------ MATERIALS PROVIDED

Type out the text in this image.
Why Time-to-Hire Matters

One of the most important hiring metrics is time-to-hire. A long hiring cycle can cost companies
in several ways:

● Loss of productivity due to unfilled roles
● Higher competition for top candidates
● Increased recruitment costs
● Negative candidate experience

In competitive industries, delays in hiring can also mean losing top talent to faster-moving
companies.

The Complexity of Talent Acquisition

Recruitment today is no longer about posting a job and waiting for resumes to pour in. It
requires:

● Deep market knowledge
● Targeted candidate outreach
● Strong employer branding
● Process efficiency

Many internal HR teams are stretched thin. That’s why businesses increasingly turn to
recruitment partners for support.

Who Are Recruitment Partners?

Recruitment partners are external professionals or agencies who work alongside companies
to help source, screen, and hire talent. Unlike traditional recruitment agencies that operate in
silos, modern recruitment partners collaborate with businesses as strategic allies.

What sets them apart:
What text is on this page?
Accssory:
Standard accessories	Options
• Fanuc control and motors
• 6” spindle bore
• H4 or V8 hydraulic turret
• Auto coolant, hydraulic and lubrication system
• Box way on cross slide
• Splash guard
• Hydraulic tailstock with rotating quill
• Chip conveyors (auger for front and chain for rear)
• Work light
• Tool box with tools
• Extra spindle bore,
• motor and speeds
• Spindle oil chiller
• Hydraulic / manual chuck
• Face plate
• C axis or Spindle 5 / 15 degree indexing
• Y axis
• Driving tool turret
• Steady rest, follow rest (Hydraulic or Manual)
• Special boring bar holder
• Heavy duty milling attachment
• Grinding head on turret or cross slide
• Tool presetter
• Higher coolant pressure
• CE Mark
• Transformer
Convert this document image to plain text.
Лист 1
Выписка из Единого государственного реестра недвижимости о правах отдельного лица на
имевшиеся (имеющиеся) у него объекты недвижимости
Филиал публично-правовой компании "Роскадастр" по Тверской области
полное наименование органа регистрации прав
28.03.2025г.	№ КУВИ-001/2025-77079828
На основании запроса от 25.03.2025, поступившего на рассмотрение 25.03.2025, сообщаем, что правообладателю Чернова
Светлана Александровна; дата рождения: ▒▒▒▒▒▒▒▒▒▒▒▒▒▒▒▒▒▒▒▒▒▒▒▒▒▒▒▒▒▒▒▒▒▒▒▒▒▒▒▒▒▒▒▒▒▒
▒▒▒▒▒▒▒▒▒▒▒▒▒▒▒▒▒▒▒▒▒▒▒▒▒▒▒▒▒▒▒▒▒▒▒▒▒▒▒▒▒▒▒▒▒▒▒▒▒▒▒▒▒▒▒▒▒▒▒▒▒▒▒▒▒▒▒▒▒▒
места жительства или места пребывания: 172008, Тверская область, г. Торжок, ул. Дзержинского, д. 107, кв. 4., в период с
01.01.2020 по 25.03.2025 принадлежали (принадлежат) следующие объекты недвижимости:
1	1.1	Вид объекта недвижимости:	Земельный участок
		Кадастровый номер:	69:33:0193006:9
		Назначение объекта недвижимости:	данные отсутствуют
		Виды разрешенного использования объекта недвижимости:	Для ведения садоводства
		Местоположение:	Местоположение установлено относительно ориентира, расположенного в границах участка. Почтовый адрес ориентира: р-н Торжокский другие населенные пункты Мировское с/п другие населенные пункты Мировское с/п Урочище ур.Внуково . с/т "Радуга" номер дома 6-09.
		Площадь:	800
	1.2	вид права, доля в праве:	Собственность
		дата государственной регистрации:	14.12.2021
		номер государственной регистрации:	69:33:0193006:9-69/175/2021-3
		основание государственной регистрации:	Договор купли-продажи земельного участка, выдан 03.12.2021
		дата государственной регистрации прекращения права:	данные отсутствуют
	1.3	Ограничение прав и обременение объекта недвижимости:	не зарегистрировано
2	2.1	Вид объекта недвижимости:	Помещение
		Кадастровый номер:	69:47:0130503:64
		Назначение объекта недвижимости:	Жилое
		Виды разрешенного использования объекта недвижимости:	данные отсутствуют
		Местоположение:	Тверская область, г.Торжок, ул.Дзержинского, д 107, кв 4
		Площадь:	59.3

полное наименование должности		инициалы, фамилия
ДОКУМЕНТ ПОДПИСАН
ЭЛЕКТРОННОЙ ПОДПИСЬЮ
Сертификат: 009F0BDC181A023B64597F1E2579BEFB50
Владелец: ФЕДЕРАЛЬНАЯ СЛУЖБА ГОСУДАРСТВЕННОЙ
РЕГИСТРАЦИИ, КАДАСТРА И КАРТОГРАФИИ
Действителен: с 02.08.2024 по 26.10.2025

------------

Write out every line exactly as it stands.

ANSWER TO THIS TASK
Type out the text in this image.
Why Time-to-Hire Matters

One of the most important hiring metrics is time-to-hire. A long hiring cycle can cost companies
in several ways:

● Loss of productivity due to unfilled roles
● Higher competition for top candidates
● Increased recruitment costs
● Negative candidate experience

In competitive industries, delays in hiring can also mean losing top talent to faster-moving
companies.

The Complexity of Talent Acquisition

Recruitment today is no longer about posting a job and waiting for resumes to pour in. It
requires:

● Deep market knowledge
● Targeted candidate outreach
● Strong employer branding
● Process efficiency

Many internal HR teams are stretched thin. That’s why businesses increasingly turn to
recruitment partners for support.

Who Are Recruitment Partners?

Recruitment partners are external professionals or agencies who work alongside companies
to help source, screen, and hire talent. Unlike traditional recruitment agencies that operate in
silos, modern recruitment partners collaborate with businesses as strategic allies.

What sets them apart:
What text is on this page?
Accssory:
Standard accessories	Options
• Fanuc control and motors
• 6” spindle bore
• H4 or V8 hydraulic turret
• Auto coolant, hydraulic and lubrication system
• Box way on cross slide
• Splash guard
• Hydraulic tailstock with rotating quill
• Chip conveyors (auger for front and chain for rear)
• Work light
• Tool box with tools
• Extra spindle bore,
• motor and speeds
• Spindle oil chiller
• Hydraulic / manual chuck
• Face plate
• C axis or Spindle 5 / 15 degree indexing
• Y axis
• Driving tool turret
• Steady rest, follow rest (Hydraulic or Manual)
• Special boring bar holder
• Heavy duty milling attachment
• Grinding head on turret or cross slide
• Tool presetter
• Higher coolant pressure
• CE Mark
• Transformer
Convert this document image to plain text.
Лист 1
Выписка из Единого государственного реестра недвижимости о правах отдельного лица на
имевшиеся (имеющиеся) у него объекты недвижимости
Филиал публично-правовой компании "Роскадастр" по Тверской области
полное наименование органа регистрации прав
28.03.2025г.	№ КУВИ-001/2025-77079828
На основании запроса от 25.03.2025, поступившего на рассмотрение 25.03.2025, сообщаем, что правообладателю Чернова
Светлана Александровна; дата рождения: ▒▒▒▒▒▒▒▒▒▒▒▒▒▒▒▒▒▒▒▒▒▒▒▒▒▒▒▒▒▒▒▒▒▒▒▒▒▒▒▒▒▒▒▒▒▒
▒▒▒▒▒▒▒▒▒▒▒▒▒▒▒▒▒▒▒▒▒▒▒▒▒▒▒▒▒▒▒▒▒▒▒▒▒▒▒▒▒▒▒▒▒▒▒▒▒▒▒▒▒▒▒▒▒▒▒▒▒▒▒▒▒▒▒▒▒▒
места жительства или места пребывания: 172008, Тверская область, г. Торжок, ул. Дзержинского, д. 107, кв. 4., в период с
01.01.2020 по 25.03.2025 принадлежали (принадлежат) следующие объекты недвижимости:
1	1.1	Вид объекта недвижимости:	Земельный участок
		Кадастровый номер:	69:33:0193006:9
		Назначение объекта недвижимости:	данные отсутствуют
		Виды разрешенного использования объекта недвижимости:	Для ведения садоводства
		Местоположение:	Местоположение установлено относительно ориентира, расположенного в границах участка. Почтовый адрес ориентира: р-н Торжокский другие населенные пункты Мировское с/п другие населенные пункты Мировское с/п Урочище ур.Внуково . с/т "Радуга" номер дома 6-09.
		Площадь:	800
	1.2	вид права, доля в праве:	Собственность
		дата государственной регистрации:	14.12.2021
		номер государственной регистрации:	69:33:0193006:9-69/175/2021-3
		основание государственной регистрации:	Договор купли-продажи земельного участка, выдан 03.12.2021
		дата государственной регистрации прекращения права:	данные отсутствуют
	1.3	Ограничение прав и обременение объекта недвижимости:	не зарегистрировано
2	2.1	Вид объекта недвижимости:	Помещение
		Кадастровый номер:	69:47:0130503:64
		Назначение объекта недвижимости:	Жилое
		Виды разрешенного использования объекта недвижимости:	данные отсутствуют
		Местоположение:	Тверская область, г.Торжок, ул.Дзержинского, д 107, кв 4
		Площадь:	59.3

полное наименование должности		инициалы, фамилия
ДОКУМЕНТ ПОДПИСАН
ЭЛЕКТРОННОЙ ПОДПИСЬЮ
Сертификат: 009F0BDC181A023B64597F1E2579BEFB50
Владелец: ФЕДЕРАЛЬНАЯ СЛУЖБА ГОСУДАРСТВЕННОЙ
РЕГИСТРАЦИИ, КАДАСТРА И КАРТОГРАФИИ
Действителен: с 02.08.2024 по 26.10.2025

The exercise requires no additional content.